Print all of the data exactly as written.

── Data to process ──

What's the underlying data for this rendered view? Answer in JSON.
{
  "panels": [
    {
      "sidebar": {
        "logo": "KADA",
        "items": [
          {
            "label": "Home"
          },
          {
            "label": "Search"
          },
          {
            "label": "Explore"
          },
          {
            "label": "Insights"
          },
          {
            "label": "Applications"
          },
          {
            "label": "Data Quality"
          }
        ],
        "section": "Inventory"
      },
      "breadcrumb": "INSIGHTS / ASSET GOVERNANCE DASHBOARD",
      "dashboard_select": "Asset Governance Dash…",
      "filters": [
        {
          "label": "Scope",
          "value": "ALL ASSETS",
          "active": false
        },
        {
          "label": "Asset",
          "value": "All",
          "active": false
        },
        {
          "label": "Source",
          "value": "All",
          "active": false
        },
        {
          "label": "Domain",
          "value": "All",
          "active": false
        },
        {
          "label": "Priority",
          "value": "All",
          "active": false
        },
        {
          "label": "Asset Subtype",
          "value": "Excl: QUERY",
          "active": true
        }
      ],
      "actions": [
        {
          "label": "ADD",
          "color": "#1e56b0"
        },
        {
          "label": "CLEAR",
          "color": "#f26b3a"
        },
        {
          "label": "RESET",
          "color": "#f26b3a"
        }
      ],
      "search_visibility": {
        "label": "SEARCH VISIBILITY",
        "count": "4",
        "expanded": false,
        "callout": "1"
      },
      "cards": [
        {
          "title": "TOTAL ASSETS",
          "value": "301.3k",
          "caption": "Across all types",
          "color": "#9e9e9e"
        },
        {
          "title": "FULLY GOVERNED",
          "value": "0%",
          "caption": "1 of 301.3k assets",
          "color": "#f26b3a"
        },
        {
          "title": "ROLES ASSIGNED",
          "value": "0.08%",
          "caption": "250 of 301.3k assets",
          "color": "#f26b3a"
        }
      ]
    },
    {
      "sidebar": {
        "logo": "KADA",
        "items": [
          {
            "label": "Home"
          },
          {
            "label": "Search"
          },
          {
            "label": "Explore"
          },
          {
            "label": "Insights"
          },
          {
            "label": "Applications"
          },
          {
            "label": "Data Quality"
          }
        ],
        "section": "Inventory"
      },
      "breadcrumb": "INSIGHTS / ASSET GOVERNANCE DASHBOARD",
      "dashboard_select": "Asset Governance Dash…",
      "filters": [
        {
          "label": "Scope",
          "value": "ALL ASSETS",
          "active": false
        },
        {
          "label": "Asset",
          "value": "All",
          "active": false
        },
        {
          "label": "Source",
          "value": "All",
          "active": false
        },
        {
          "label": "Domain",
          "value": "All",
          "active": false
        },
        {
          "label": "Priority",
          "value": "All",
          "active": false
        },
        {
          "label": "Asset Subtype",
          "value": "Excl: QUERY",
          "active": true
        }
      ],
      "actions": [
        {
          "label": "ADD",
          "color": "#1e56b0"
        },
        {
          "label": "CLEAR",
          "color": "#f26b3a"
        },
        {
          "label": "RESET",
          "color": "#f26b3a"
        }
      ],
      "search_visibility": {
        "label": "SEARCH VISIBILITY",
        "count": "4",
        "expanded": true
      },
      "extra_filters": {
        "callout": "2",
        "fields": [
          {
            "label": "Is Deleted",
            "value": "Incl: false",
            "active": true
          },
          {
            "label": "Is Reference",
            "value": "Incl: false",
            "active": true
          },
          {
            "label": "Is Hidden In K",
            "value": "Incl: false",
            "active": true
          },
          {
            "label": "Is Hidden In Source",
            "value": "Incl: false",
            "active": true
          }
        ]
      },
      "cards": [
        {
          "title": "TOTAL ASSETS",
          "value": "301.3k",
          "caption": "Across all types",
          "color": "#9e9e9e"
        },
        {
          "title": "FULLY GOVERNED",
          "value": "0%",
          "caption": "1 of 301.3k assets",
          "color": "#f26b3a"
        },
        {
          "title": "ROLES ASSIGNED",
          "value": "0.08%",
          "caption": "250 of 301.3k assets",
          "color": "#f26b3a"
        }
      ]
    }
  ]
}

───

**Task result**
What's the underlying data for this rendered view? Answer in JSON.
{
  "panels": [
    {
      "sidebar": {
        "logo": "KADA",
        "items": [
          {
            "label": "Home"
          },
          {
            "label": "Search"
          },
          {
            "label": "Explore"
          },
          {
            "label": "Insights"
          },
          {
            "label": "Applications"
          },
          {
            "label": "Data Quality"
          }
        ],
        "section": "Inventory"
      },
      "breadcrumb": "INSIGHTS / ASSET GOVERNANCE DASHBOARD",
      "dashboard_select": "Asset Governance Dash…",
      "filters": [
        {
          "label": "Scope",
          "value": "ALL ASSETS",
          "active": false
        },
        {
          "label": "Asset",
          "value": "All",
          "active": false
        },
        {
          "label": "Source",
          "value": "All",
          "active": false
        },
        {
          "label": "Domain",
          "value": "All",
          "active": false
        },
        {
          "label": "Priority",
          "value": "All",
          "active": false
        },
        {
          "label": "Asset Subtype",
          "value": "Excl: QUERY",
          "active": true
        }
      ],
      "actions": [
        {
          "label": "ADD",
          "color": "#1e56b0"
        },
        {
          "label": "CLEAR",
          "color": "#f26b3a"
        },
        {
          "label": "RESET",
          "color": "#f26b3a"
        }
      ],
      "search_visibility": {
        "label": "SEARCH VISIBILITY",
        "count": "4",
        "expanded": false,
        "callout": "1"
      },
      "cards": [
        {
          "title": "TOTAL ASSETS",
          "value": "301.3k",
          "caption": "Across all types",
          "color": "#9e9e9e"
        },
        {
          "title": "FULLY GOVERNED",
          "value": "0%",
          "caption": "1 of 301.3k assets",
          "color": "#f26b3a"
        },
        {
          "title": "ROLES ASSIGNED",
          "value": "0.08%",
          "caption": "250 of 301.3k assets",
          "color": "#f26b3a"
        }
      ]
    },
    {
      "sidebar": {
        "logo": "KADA",
        "items": [
          {
            "label": "Home"
          },
          {
            "label": "Search"
          },
          {
            "label": "Explore"
          },
          {
            "label": "Insights"
          },
          {
            "label": "Applications"
          },
          {
            "label": "Data Quality"
          }
        ],
        "section": "Inventory"
      },
      "breadcrumb": "INSIGHTS / ASSET GOVERNANCE DASHBOARD",
      "dashboard_select": "Asset Governance Dash…",
      "filters": [
        {
          "label": "Scope",
          "value": "ALL ASSETS",
          "active": false
        },
        {
          "label": "Asset",
          "value": "All",
          "active": false
        },
        {
          "label": "Source",
          "value": "All",
          "active": false
        },
        {
          "label": "Domain",
          "value": "All",
          "active": false
        },
        {
          "label": "Priority",
          "value": "All",
          "active": false
        },
        {
          "label": "Asset Subtype",
          "value": "Excl: QUERY",
          "active": true
        }
      ],
      "actions": [
        {
          "label": "ADD",
          "color": "#1e56b0"
        },
        {
          "label": "CLEAR",
          "color": "#f26b3a"
        },
        {
          "label": "RESET",
          "color": "#f26b3a"
        }
      ],
      "search_visibility": {
        "label": "SEARCH VISIBILITY",
        "count": "4",
        "expanded": true
      },
      "extra_filters": {
        "callout": "2",
        "fields": [
          {
            "label": "Is Deleted",
            "value": "Incl: false",
            "active": true
          },
          {
            "label": "Is Reference",
            "value": "Incl: false",
            "active": true
          },
          {
            "label": "Is Hidden In K",
            "value": "Incl: false",
            "active": true
          },
          {
            "label": "Is Hidden In Source",
            "value": "Incl: false",
            "active": true
          }
        ]
      },
      "cards": [
        {
          "title": "TOTAL ASSETS",
          "value": "301.3k",
          "caption": "Across all types",
          "color": "#9e9e9e"
        },
        {
          "title": "FULLY GOVERNED",
          "value": "0%",
          "caption": "1 of 301.3k assets",
          "color": "#f26b3a"
        },
        {
          "title": "ROLES ASSIGNED",
          "value": "0.08%",
          "caption": "250 of 301.3k assets",
          "color": "#f26b3a"
        }
      ]
    }
  ]
}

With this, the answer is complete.